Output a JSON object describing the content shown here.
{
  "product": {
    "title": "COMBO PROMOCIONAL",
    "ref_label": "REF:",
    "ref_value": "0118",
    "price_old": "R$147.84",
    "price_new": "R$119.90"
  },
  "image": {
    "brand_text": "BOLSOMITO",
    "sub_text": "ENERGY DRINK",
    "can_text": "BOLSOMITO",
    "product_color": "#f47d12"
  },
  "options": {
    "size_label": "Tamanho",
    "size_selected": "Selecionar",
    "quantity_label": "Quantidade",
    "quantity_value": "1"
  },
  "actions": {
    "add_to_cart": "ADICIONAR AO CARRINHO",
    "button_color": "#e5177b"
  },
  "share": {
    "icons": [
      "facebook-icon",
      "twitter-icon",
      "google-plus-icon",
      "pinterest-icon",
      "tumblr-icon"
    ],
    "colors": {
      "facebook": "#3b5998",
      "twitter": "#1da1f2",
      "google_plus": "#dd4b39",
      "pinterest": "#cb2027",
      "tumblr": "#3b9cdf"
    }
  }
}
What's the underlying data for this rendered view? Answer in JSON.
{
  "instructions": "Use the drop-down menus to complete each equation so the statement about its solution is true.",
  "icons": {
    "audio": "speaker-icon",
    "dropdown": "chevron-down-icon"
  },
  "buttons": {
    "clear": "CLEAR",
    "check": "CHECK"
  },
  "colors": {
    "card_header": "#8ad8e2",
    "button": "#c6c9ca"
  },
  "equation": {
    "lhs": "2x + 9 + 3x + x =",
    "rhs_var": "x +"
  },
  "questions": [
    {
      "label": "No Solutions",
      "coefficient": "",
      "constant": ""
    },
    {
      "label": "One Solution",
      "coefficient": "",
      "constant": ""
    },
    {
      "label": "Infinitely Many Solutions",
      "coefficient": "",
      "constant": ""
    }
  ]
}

● TASK STATEMENT: Show every line from the listing above in which the string "equation" appears.

● THE RESULT:
  "instructions": "Use the drop-down menus to complete each equation so the statement about its solution is true.",
  "equation": {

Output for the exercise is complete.